Stored data ▸
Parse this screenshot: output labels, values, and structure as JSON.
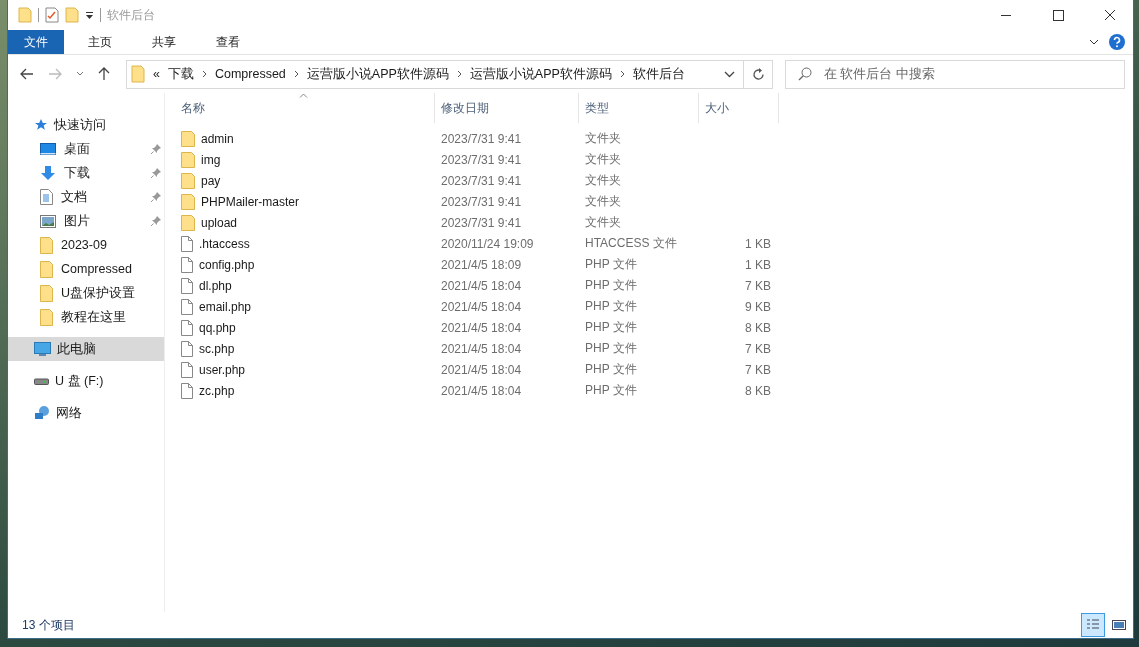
{
  "window": {
    "title": "软件后台"
  },
  "ribbon_tabs": [
    {
      "label": "文件",
      "selected": true
    },
    {
      "label": "主页",
      "selected": false
    },
    {
      "label": "共享",
      "selected": false
    },
    {
      "label": "查看",
      "selected": false
    }
  ],
  "address": {
    "overflow": "«",
    "path": [
      "下载",
      "Compressed",
      "运营版小说APP软件源码",
      "运营版小说APP软件源码",
      "软件后台"
    ]
  },
  "search": {
    "placeholder": "在 软件后台 中搜索"
  },
  "sidebar": {
    "items": [
      {
        "kind": "star",
        "label": "快速访问",
        "pinned": false,
        "selected": false
      },
      {
        "kind": "desktop",
        "label": "桌面",
        "pinned": true,
        "selected": false
      },
      {
        "kind": "download",
        "label": "下载",
        "pinned": true,
        "selected": false
      },
      {
        "kind": "document",
        "label": "文档",
        "pinned": true,
        "selected": false
      },
      {
        "kind": "picture",
        "label": "图片",
        "pinned": true,
        "selected": false
      },
      {
        "kind": "folder",
        "label": "2023-09",
        "pinned": false,
        "selected": false
      },
      {
        "kind": "folder",
        "label": "Compressed",
        "pinned": false,
        "selected": false
      },
      {
        "kind": "folder",
        "label": "U盘保护设置",
        "pinned": false,
        "selected": false
      },
      {
        "kind": "folder",
        "label": "教程在这里",
        "pinned": false,
        "selected": false
      },
      {
        "kind": "computer",
        "label": "此电脑",
        "pinned": false,
        "selected": true
      },
      {
        "kind": "drive",
        "label": "U 盘 (F:)",
        "pinned": false,
        "selected": false
      },
      {
        "kind": "network",
        "label": "网络",
        "pinned": false,
        "selected": false
      }
    ]
  },
  "table": {
    "columns": [
      "名称",
      "修改日期",
      "类型",
      "大小"
    ],
    "rows": [
      {
        "kind": "folder",
        "name": "admin",
        "date": "2023/7/31 9:41",
        "type": "文件夹",
        "size": ""
      },
      {
        "kind": "folder",
        "name": "img",
        "date": "2023/7/31 9:41",
        "type": "文件夹",
        "size": ""
      },
      {
        "kind": "folder",
        "name": "pay",
        "date": "2023/7/31 9:41",
        "type": "文件夹",
        "size": ""
      },
      {
        "kind": "folder",
        "name": "PHPMailer-master",
        "date": "2023/7/31 9:41",
        "type": "文件夹",
        "size": ""
      },
      {
        "kind": "folder",
        "name": "upload",
        "date": "2023/7/31 9:41",
        "type": "文件夹",
        "size": ""
      },
      {
        "kind": "file",
        "name": ".htaccess",
        "date": "2020/11/24 19:09",
        "type": "HTACCESS 文件",
        "size": "1 KB"
      },
      {
        "kind": "file",
        "name": "config.php",
        "date": "2021/4/5 18:09",
        "type": "PHP 文件",
        "size": "1 KB"
      },
      {
        "kind": "file",
        "name": "dl.php",
        "date": "2021/4/5 18:04",
        "type": "PHP 文件",
        "size": "7 KB"
      },
      {
        "kind": "file",
        "name": "email.php",
        "date": "2021/4/5 18:04",
        "type": "PHP 文件",
        "size": "9 KB"
      },
      {
        "kind": "file",
        "name": "qq.php",
        "date": "2021/4/5 18:04",
        "type": "PHP 文件",
        "size": "8 KB"
      },
      {
        "kind": "file",
        "name": "sc.php",
        "date": "2021/4/5 18:04",
        "type": "PHP 文件",
        "size": "7 KB"
      },
      {
        "kind": "file",
        "name": "user.php",
        "date": "2021/4/5 18:04",
        "type": "PHP 文件",
        "size": "7 KB"
      },
      {
        "kind": "file",
        "name": "zc.php",
        "date": "2021/4/5 18:04",
        "type": "PHP 文件",
        "size": "8 KB"
      }
    ]
  },
  "status_bar": {
    "count": "13 个项目",
    "view_buttons": [
      {
        "kind": "details",
        "selected": true
      },
      {
        "kind": "thumbnails",
        "selected": false
      }
    ]
  }
}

WORK INSTRUCTIONS ▸ Above are the records; reproduce them exactly and leave out the pictures.

COMPLETE OUTPUT ▸
Parse this screenshot: output labels, values, and structure as JSON.
{
  "window": {
    "title": "软件后台"
  },
  "ribbon_tabs": [
    {
      "label": "文件",
      "selected": true
    },
    {
      "label": "主页",
      "selected": false
    },
    {
      "label": "共享",
      "selected": false
    },
    {
      "label": "查看",
      "selected": false
    }
  ],
  "address": {
    "overflow": "«",
    "path": [
      "下载",
      "Compressed",
      "运营版小说APP软件源码",
      "运营版小说APP软件源码",
      "软件后台"
    ]
  },
  "search": {
    "placeholder": "在 软件后台 中搜索"
  },
  "sidebar": {
    "items": [
      {
        "kind": "star",
        "label": "快速访问",
        "pinned": false,
        "selected": false
      },
      {
        "kind": "desktop",
        "label": "桌面",
        "pinned": true,
        "selected": false
      },
      {
        "kind": "download",
        "label": "下载",
        "pinned": true,
        "selected": false
      },
      {
        "kind": "document",
        "label": "文档",
        "pinned": true,
        "selected": false
      },
      {
        "kind": "picture",
        "label": "图片",
        "pinned": true,
        "selected": false
      },
      {
        "kind": "folder",
        "label": "2023-09",
        "pinned": false,
        "selected": false
      },
      {
        "kind": "folder",
        "label": "Compressed",
        "pinned": false,
        "selected": false
      },
      {
        "kind": "folder",
        "label": "U盘保护设置",
        "pinned": false,
        "selected": false
      },
      {
        "kind": "folder",
        "label": "教程在这里",
        "pinned": false,
        "selected": false
      },
      {
        "kind": "computer",
        "label": "此电脑",
        "pinned": false,
        "selected": true
      },
      {
        "kind": "drive",
        "label": "U 盘 (F:)",
        "pinned": false,
        "selected": false
      },
      {
        "kind": "network",
        "label": "网络",
        "pinned": false,
        "selected": false
      }
    ]
  },
  "table": {
    "columns": [
      "名称",
      "修改日期",
      "类型",
      "大小"
    ],
    "rows": [
      {
        "kind": "folder",
        "name": "admin",
        "date": "2023/7/31 9:41",
        "type": "文件夹",
        "size": ""
      },
      {
        "kind": "folder",
        "name": "img",
        "date": "2023/7/31 9:41",
        "type": "文件夹",
        "size": ""
      },
      {
        "kind": "folder",
        "name": "pay",
        "date": "2023/7/31 9:41",
        "type": "文件夹",
        "size": ""
      },
      {
        "kind": "folder",
        "name": "PHPMailer-master",
        "date": "2023/7/31 9:41",
        "type": "文件夹",
        "size": ""
      },
      {
        "kind": "folder",
        "name": "upload",
        "date": "2023/7/31 9:41",
        "type": "文件夹",
        "size": ""
      },
      {
        "kind": "file",
        "name": ".htaccess",
        "date": "2020/11/24 19:09",
        "type": "HTACCESS 文件",
        "size": "1 KB"
      },
      {
        "kind": "file",
        "name": "config.php",
        "date": "2021/4/5 18:09",
        "type": "PHP 文件",
        "size": "1 KB"
      },
      {
        "kind": "file",
        "name": "dl.php",
        "date": "2021/4/5 18:04",
        "type": "PHP 文件",
        "size": "7 KB"
      },
      {
        "kind": "file",
        "name": "email.php",
        "date": "2021/4/5 18:04",
        "type": "PHP 文件",
        "size": "9 KB"
      },
      {
        "kind": "file",
        "name": "qq.php",
        "date": "2021/4/5 18:04",
        "type": "PHP 文件",
        "size": "8 KB"
      },
      {
        "kind": "file",
        "name": "sc.php",
        "date": "2021/4/5 18:04",
        "type": "PHP 文件",
        "size": "7 KB"
      },
      {
        "kind": "file",
        "name": "user.php",
        "date": "2021/4/5 18:04",
        "type": "PHP 文件",
        "size": "7 KB"
      },
      {
        "kind": "file",
        "name": "zc.php",
        "date": "2021/4/5 18:04",
        "type": "PHP 文件",
        "size": "8 KB"
      }
    ]
  },
  "status_bar": {
    "count": "13 个项目",
    "view_buttons": [
      {
        "kind": "details",
        "selected": true
      },
      {
        "kind": "thumbnails",
        "selected": false
      }
    ]
  }
}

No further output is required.